— BEGIN Record extracts —

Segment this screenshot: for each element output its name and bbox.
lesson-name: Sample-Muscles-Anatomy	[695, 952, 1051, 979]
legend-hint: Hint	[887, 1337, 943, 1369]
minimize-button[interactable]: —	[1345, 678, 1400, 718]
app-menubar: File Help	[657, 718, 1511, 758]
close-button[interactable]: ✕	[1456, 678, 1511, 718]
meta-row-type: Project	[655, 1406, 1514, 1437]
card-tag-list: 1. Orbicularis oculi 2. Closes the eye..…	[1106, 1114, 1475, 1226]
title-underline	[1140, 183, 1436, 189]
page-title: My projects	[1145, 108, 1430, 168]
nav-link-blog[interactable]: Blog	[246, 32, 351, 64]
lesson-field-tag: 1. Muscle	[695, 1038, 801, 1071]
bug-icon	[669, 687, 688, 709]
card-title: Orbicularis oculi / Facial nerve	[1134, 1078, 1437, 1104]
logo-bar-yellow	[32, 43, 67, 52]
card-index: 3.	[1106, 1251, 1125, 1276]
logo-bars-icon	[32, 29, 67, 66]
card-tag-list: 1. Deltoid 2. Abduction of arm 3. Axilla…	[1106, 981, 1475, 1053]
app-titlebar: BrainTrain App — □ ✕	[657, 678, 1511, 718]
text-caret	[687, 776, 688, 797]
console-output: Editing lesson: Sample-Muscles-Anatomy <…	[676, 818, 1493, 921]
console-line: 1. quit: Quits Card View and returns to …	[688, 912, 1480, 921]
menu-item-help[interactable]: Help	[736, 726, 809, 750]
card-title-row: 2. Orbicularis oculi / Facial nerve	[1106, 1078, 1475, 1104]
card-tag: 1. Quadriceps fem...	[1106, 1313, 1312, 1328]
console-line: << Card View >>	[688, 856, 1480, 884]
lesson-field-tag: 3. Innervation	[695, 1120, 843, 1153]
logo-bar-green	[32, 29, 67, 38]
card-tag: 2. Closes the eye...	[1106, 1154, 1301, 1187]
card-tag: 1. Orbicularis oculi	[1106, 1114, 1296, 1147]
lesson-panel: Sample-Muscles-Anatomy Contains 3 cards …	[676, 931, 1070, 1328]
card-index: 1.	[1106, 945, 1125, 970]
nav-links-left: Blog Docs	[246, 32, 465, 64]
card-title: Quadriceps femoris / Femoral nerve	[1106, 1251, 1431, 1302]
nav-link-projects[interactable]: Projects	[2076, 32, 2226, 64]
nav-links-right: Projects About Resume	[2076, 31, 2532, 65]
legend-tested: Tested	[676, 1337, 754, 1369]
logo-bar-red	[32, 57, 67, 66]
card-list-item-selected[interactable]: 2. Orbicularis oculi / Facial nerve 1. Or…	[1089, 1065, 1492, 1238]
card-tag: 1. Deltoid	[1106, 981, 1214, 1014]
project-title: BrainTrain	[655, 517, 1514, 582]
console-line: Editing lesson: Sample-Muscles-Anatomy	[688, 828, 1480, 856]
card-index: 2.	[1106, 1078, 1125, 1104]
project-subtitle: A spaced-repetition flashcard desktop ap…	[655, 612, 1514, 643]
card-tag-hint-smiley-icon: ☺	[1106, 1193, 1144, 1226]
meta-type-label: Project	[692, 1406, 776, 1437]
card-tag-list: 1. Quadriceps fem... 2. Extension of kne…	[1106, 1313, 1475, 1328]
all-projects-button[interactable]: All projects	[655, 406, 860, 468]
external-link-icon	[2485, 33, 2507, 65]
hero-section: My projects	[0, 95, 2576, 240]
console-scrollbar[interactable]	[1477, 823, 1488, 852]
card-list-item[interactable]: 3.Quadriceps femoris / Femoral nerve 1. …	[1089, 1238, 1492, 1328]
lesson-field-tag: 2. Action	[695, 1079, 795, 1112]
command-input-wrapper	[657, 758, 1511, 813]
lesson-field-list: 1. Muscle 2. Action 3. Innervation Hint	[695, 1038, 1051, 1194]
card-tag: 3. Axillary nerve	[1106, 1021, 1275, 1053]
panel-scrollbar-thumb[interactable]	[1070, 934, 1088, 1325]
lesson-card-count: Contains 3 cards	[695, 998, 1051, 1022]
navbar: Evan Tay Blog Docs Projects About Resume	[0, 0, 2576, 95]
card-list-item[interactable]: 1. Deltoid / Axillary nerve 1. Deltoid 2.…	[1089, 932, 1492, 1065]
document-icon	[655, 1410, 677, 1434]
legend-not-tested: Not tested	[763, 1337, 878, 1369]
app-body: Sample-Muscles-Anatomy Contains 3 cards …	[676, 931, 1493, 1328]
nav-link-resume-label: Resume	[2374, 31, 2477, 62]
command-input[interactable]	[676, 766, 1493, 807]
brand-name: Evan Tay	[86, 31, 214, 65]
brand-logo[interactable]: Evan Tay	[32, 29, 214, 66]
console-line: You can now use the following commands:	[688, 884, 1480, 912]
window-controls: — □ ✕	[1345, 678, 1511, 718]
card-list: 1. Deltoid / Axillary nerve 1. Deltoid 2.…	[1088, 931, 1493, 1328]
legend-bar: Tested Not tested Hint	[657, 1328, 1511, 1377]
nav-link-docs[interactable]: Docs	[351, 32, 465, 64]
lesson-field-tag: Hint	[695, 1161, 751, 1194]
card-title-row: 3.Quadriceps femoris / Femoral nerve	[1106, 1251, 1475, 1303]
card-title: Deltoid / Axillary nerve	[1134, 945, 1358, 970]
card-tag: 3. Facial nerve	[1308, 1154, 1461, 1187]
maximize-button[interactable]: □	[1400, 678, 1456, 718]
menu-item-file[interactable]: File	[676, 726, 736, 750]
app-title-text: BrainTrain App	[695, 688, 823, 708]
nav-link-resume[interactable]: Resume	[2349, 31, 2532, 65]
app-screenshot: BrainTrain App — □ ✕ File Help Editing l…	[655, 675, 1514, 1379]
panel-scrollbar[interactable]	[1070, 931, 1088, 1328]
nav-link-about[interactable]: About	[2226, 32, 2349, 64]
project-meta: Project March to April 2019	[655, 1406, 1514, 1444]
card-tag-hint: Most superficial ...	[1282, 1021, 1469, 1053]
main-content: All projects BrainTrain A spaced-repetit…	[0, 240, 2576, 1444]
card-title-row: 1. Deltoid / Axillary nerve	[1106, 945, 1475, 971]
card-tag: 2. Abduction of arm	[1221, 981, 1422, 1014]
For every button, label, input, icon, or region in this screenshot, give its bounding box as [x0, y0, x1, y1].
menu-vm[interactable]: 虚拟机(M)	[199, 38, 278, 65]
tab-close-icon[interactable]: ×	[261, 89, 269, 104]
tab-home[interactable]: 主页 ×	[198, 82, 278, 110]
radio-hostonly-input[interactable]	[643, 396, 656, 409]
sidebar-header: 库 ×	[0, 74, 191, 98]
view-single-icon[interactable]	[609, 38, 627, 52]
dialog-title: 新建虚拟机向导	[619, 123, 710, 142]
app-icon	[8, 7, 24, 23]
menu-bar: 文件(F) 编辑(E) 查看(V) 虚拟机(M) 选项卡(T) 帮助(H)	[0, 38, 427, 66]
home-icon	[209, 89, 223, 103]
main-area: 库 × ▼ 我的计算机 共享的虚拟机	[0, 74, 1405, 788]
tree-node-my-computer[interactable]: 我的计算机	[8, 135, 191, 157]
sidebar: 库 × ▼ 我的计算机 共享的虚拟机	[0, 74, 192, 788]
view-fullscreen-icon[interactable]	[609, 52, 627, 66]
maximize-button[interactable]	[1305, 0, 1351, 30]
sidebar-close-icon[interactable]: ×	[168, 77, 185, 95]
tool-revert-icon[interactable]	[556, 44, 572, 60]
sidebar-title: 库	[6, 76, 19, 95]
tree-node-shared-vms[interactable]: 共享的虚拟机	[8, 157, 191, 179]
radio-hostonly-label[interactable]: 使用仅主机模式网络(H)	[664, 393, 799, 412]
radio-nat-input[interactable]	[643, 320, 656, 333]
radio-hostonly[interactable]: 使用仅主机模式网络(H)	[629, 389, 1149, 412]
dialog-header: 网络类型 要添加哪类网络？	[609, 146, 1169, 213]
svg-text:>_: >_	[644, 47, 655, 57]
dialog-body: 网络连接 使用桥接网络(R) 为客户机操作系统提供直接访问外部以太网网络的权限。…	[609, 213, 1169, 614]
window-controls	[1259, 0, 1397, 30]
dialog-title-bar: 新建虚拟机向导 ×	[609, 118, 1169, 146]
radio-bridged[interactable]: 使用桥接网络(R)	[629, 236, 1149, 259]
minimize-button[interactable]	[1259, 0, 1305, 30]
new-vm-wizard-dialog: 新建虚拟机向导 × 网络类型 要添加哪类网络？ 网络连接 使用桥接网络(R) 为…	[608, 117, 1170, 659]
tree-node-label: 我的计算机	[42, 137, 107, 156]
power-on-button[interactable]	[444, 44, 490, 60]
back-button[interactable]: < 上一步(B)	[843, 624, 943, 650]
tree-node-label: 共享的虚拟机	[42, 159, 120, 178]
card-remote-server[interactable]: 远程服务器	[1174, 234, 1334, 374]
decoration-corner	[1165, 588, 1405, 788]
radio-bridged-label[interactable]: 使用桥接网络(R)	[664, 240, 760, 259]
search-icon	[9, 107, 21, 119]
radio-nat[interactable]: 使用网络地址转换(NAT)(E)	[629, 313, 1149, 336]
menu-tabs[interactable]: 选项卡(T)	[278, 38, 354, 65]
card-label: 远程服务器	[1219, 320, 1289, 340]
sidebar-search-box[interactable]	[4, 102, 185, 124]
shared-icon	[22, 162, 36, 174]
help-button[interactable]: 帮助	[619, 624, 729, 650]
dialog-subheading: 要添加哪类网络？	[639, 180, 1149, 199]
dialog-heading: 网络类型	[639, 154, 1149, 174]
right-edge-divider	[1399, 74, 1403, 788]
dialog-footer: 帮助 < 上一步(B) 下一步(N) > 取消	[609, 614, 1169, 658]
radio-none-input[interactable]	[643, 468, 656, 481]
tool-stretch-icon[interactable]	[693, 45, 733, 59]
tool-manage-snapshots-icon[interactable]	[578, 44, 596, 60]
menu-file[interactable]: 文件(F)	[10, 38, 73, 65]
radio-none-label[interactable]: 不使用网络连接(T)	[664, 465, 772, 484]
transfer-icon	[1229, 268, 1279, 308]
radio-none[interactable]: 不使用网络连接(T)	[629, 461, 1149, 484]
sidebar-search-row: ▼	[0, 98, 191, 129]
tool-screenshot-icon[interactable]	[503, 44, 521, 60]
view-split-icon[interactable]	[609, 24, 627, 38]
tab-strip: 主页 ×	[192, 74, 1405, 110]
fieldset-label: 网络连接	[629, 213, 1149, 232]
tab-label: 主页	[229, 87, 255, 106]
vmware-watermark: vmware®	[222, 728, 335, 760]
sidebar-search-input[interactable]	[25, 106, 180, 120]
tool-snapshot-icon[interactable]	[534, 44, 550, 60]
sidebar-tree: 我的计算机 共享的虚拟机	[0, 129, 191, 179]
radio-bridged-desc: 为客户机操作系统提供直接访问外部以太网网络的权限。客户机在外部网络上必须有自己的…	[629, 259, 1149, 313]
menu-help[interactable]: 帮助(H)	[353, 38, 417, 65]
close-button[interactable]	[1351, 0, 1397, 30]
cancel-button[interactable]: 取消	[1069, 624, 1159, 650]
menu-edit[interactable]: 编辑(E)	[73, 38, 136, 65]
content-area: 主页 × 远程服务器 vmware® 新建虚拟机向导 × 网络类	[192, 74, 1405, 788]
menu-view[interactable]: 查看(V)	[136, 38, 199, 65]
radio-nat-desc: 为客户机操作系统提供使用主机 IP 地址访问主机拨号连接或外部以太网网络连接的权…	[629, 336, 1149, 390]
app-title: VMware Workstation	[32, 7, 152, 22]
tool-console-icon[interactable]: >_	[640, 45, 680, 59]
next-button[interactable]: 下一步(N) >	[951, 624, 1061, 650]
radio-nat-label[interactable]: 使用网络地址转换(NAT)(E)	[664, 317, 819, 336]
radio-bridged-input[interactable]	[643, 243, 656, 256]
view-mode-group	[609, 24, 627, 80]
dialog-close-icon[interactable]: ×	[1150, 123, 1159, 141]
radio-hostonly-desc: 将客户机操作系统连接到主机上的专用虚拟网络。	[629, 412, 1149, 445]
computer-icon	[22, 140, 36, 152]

— END Record extracts —

Task goal
Please convert the material into a Markdown table with the columns "Row" and "Line", starting with the first line of the material and going on through the line that contains "32, 2226, 64]", leaving out any blank lines.

Output for this task
| Row | Line |
|---|---|
| 1 | Segment this screenshot: for each element output its name and bbox. |
| 2 | lesson-name: Sample-Muscles-Anatomy	[695, 952, 1051, 979] |
| 3 | legend-hint: Hint	[887, 1337, 943, 1369] |
| 4 | minimize-button[interactable]: —	[1345, 678, 1400, 718] |
| 5 | app-menubar: File Help	[657, 718, 1511, 758] |
| 6 | close-button[interactable]: ✕	[1456, 678, 1511, 718] |
| 7 | meta-row-type: Project	[655, 1406, 1514, 1437] |
| 8 | card-tag-list: 1. Orbicularis oculi 2. Closes the eye..…	[1106, 1114, 1475, 1226] |
| 9 | title-underline	[1140, 183, 1436, 189] |
| 10 | page-title: My projects	[1145, 108, 1430, 168] |
| 11 | nav-link-blog[interactable]: Blog	[246, 32, 351, 64] |
| 12 | lesson-field-tag: 1. Muscle	[695, 1038, 801, 1071] |
| 13 | bug-icon	[669, 687, 688, 709] |
| 14 | card-title: Orbicularis oculi / Facial nerve	[1134, 1078, 1437, 1104] |
| 15 | logo-bar-yellow	[32, 43, 67, 52] |
| 16 | card-index: 3.	[1106, 1251, 1125, 1276] |
| 17 | logo-bars-icon	[32, 29, 67, 66] |
| 18 | card-tag-list: 1. Deltoid 2. Abduction of arm 3. Axilla…	[1106, 981, 1475, 1053] |
| 19 | app-titlebar: BrainTrain App — □ ✕	[657, 678, 1511, 718] |
| 20 | text-caret	[687, 776, 688, 797] |
| 21 | console-output: Editing lesson: Sample-Muscles-Anatomy <…	[676, 818, 1493, 921] |
| 22 | console-line: 1. quit: Quits Card View and returns to …	[688, 912, 1480, 921] |
| 23 | menu-item-help[interactable]: Help	[736, 726, 809, 750] |
| 24 | card-title-row: 2. Orbicularis oculi / Facial nerve	[1106, 1078, 1475, 1104] |
| 25 | card-tag: 1. Quadriceps fem...	[1106, 1313, 1312, 1328] |
| 26 | console-line: << Card View >>	[688, 856, 1480, 884] |
| 27 | lesson-field-tag: 3. Innervation	[695, 1120, 843, 1153] |
| 28 | logo-bar-green	[32, 29, 67, 38] |
| 29 | card-tag: 2. Closes the eye...	[1106, 1154, 1301, 1187] |
| 30 | card-tag: 1. Orbicularis oculi	[1106, 1114, 1296, 1147] |
| 31 | lesson-panel: Sample-Muscles-Anatomy Contains 3 cards …	[676, 931, 1070, 1328] |
| 32 | card-index: 1.	[1106, 945, 1125, 970] |
| 33 | nav-links-left: Blog Docs	[246, 32, 465, 64] |
| 34 | card-title: Quadriceps femoris / Femoral nerve	[1106, 1251, 1431, 1302] |
| 35 | nav-link-projects[interactable]: Projects	[2076, 32, 2226, 64] |